# WORK INSTRUCTIONS
Copy out every line of the data exactly.

[Data extracted from a collection]
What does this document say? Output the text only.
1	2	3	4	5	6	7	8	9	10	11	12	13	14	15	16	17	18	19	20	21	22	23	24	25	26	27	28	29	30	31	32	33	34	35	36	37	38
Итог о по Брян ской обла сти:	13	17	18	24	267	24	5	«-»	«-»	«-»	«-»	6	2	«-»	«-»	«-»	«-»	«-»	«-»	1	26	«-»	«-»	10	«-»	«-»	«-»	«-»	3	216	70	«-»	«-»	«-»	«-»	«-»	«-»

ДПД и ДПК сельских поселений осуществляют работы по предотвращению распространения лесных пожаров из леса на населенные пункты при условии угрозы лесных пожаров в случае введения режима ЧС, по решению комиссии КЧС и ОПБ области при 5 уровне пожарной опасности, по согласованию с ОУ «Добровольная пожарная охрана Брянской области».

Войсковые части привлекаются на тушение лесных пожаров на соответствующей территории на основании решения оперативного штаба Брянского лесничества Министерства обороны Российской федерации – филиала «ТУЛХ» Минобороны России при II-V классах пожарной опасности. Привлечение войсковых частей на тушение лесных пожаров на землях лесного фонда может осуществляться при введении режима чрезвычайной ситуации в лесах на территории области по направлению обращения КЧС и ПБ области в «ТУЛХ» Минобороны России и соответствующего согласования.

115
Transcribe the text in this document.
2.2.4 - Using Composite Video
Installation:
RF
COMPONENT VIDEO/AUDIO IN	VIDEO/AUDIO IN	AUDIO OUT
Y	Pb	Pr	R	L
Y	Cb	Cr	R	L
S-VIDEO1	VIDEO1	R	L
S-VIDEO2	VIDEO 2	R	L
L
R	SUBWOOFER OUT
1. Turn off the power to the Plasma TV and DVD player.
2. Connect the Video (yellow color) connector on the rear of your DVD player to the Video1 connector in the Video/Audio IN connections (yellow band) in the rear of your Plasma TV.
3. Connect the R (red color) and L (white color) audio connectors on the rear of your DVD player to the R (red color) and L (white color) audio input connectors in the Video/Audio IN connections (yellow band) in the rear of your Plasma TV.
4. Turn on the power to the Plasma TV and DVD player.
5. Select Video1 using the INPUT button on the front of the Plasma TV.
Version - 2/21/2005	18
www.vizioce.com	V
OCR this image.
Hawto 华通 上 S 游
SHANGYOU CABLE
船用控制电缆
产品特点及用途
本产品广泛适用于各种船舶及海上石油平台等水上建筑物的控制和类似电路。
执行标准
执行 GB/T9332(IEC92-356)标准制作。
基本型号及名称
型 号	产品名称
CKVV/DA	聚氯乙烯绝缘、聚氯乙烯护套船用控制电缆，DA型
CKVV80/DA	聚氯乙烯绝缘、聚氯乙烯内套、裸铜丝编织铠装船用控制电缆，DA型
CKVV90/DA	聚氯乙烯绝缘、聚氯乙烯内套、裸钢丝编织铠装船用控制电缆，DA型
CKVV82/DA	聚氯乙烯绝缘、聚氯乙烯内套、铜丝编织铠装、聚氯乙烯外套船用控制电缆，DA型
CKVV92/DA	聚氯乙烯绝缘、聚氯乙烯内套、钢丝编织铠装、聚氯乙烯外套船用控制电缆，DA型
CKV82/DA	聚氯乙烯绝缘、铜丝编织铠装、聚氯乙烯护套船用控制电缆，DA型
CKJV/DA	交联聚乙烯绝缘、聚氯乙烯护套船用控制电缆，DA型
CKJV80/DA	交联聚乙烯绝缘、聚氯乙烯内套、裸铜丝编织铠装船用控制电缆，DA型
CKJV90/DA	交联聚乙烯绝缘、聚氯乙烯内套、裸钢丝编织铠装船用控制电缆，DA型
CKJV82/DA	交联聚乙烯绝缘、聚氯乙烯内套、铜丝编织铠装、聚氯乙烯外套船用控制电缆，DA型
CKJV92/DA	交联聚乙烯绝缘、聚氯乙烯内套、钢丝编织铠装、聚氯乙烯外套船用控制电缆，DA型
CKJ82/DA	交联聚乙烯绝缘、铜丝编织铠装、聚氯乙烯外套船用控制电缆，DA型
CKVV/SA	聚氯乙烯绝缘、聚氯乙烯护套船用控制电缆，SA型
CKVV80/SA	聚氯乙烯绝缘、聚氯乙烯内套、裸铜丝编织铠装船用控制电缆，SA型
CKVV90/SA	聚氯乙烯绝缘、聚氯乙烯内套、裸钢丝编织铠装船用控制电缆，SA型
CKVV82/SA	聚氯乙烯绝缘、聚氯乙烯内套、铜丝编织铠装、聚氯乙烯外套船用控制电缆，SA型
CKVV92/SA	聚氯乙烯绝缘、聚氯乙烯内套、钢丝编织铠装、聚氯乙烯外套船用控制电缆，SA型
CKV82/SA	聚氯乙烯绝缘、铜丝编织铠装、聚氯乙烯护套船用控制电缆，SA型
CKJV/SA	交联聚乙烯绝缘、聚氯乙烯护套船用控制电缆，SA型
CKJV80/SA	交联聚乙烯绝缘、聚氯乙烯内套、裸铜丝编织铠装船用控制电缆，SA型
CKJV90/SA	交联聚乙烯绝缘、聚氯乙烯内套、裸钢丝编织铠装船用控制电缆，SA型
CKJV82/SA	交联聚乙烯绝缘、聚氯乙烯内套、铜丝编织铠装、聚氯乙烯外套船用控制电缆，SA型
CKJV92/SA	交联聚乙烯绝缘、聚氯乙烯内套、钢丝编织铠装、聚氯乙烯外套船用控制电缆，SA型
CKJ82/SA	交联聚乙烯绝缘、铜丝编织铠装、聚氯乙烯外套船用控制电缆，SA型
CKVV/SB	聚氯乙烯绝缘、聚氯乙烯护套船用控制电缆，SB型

# OUTPUT BELOW
What does this document say? Output the text only.
1	2	3	4	5	6	7	8	9	10	11	12	13	14	15	16	17	18	19	20	21	22	23	24	25	26	27	28	29	30	31	32	33	34	35	36	37	38
Итог о по Брян ской обла сти:	13	17	18	24	267	24	5	«-»	«-»	«-»	«-»	6	2	«-»	«-»	«-»	«-»	«-»	«-»	1	26	«-»	«-»	10	«-»	«-»	«-»	«-»	3	216	70	«-»	«-»	«-»	«-»	«-»	«-»

ДПД и ДПК сельских поселений осуществляют работы по предотвращению распространения лесных пожаров из леса на населенные пункты при условии угрозы лесных пожаров в случае введения режима ЧС, по решению комиссии КЧС и ОПБ области при 5 уровне пожарной опасности, по согласованию с ОУ «Добровольная пожарная охрана Брянской области».

Войсковые части привлекаются на тушение лесных пожаров на соответствующей территории на основании решения оперативного штаба Брянского лесничества Министерства обороны Российской федерации – филиала «ТУЛХ» Минобороны России при II-V классах пожарной опасности. Привлечение войсковых частей на тушение лесных пожаров на землях лесного фонда может осуществляться при введении режима чрезвычайной ситуации в лесах на территории области по направлению обращения КЧС и ПБ области в «ТУЛХ» Минобороны России и соответствующего согласования.

115
Transcribe the text in this document.
2.2.4 - Using Composite Video
Installation:
RF
COMPONENT VIDEO/AUDIO IN	VIDEO/AUDIO IN	AUDIO OUT
Y	Pb	Pr	R	L
Y	Cb	Cr	R	L
S-VIDEO1	VIDEO1	R	L
S-VIDEO2	VIDEO 2	R	L
L
R	SUBWOOFER OUT
1. Turn off the power to the Plasma TV and DVD player.
2. Connect the Video (yellow color) connector on the rear of your DVD player to the Video1 connector in the Video/Audio IN connections (yellow band) in the rear of your Plasma TV.
3. Connect the R (red color) and L (white color) audio connectors on the rear of your DVD player to the R (red color) and L (white color) audio input connectors in the Video/Audio IN connections (yellow band) in the rear of your Plasma TV.
4. Turn on the power to the Plasma TV and DVD player.
5. Select Video1 using the INPUT button on the front of the Plasma TV.
Version - 2/21/2005	18
www.vizioce.com	V
OCR this image.
Hawto 华通 上 S 游
SHANGYOU CABLE
船用控制电缆
产品特点及用途
本产品广泛适用于各种船舶及海上石油平台等水上建筑物的控制和类似电路。
执行标准
执行 GB/T9332(IEC92-356)标准制作。
基本型号及名称
型 号	产品名称
CKVV/DA	聚氯乙烯绝缘、聚氯乙烯护套船用控制电缆，DA型
CKVV80/DA	聚氯乙烯绝缘、聚氯乙烯内套、裸铜丝编织铠装船用控制电缆，DA型
CKVV90/DA	聚氯乙烯绝缘、聚氯乙烯内套、裸钢丝编织铠装船用控制电缆，DA型
CKVV82/DA	聚氯乙烯绝缘、聚氯乙烯内套、铜丝编织铠装、聚氯乙烯外套船用控制电缆，DA型
CKVV92/DA	聚氯乙烯绝缘、聚氯乙烯内套、钢丝编织铠装、聚氯乙烯外套船用控制电缆，DA型
CKV82/DA	聚氯乙烯绝缘、铜丝编织铠装、聚氯乙烯护套船用控制电缆，DA型
CKJV/DA	交联聚乙烯绝缘、聚氯乙烯护套船用控制电缆，DA型
CKJV80/DA	交联聚乙烯绝缘、聚氯乙烯内套、裸铜丝编织铠装船用控制电缆，DA型
CKJV90/DA	交联聚乙烯绝缘、聚氯乙烯内套、裸钢丝编织铠装船用控制电缆，DA型
CKJV82/DA	交联聚乙烯绝缘、聚氯乙烯内套、铜丝编织铠装、聚氯乙烯外套船用控制电缆，DA型
CKJV92/DA	交联聚乙烯绝缘、聚氯乙烯内套、钢丝编织铠装、聚氯乙烯外套船用控制电缆，DA型
CKJ82/DA	交联聚乙烯绝缘、铜丝编织铠装、聚氯乙烯外套船用控制电缆，DA型
CKVV/SA	聚氯乙烯绝缘、聚氯乙烯护套船用控制电缆，SA型
CKVV80/SA	聚氯乙烯绝缘、聚氯乙烯内套、裸铜丝编织铠装船用控制电缆，SA型
CKVV90/SA	聚氯乙烯绝缘、聚氯乙烯内套、裸钢丝编织铠装船用控制电缆，SA型
CKVV82/SA	聚氯乙烯绝缘、聚氯乙烯内套、铜丝编织铠装、聚氯乙烯外套船用控制电缆，SA型
CKVV92/SA	聚氯乙烯绝缘、聚氯乙烯内套、钢丝编织铠装、聚氯乙烯外套船用控制电缆，SA型
CKV82/SA	聚氯乙烯绝缘、铜丝编织铠装、聚氯乙烯护套船用控制电缆，SA型
CKJV/SA	交联聚乙烯绝缘、聚氯乙烯护套船用控制电缆，SA型
CKJV80/SA	交联聚乙烯绝缘、聚氯乙烯内套、裸铜丝编织铠装船用控制电缆，SA型
CKJV90/SA	交联聚乙烯绝缘、聚氯乙烯内套、裸钢丝编织铠装船用控制电缆，SA型
CKJV82/SA	交联聚乙烯绝缘、聚氯乙烯内套、铜丝编织铠装、聚氯乙烯外套船用控制电缆，SA型
CKJV92/SA	交联聚乙烯绝缘、聚氯乙烯内套、钢丝编织铠装、聚氯乙烯外套船用控制电缆，SA型
CKJ82/SA	交联聚乙烯绝缘、铜丝编织铠装、聚氯乙烯外套船用控制电缆，SA型
CKVV/SB	聚氯乙烯绝缘、聚氯乙烯护套船用控制电缆，SB型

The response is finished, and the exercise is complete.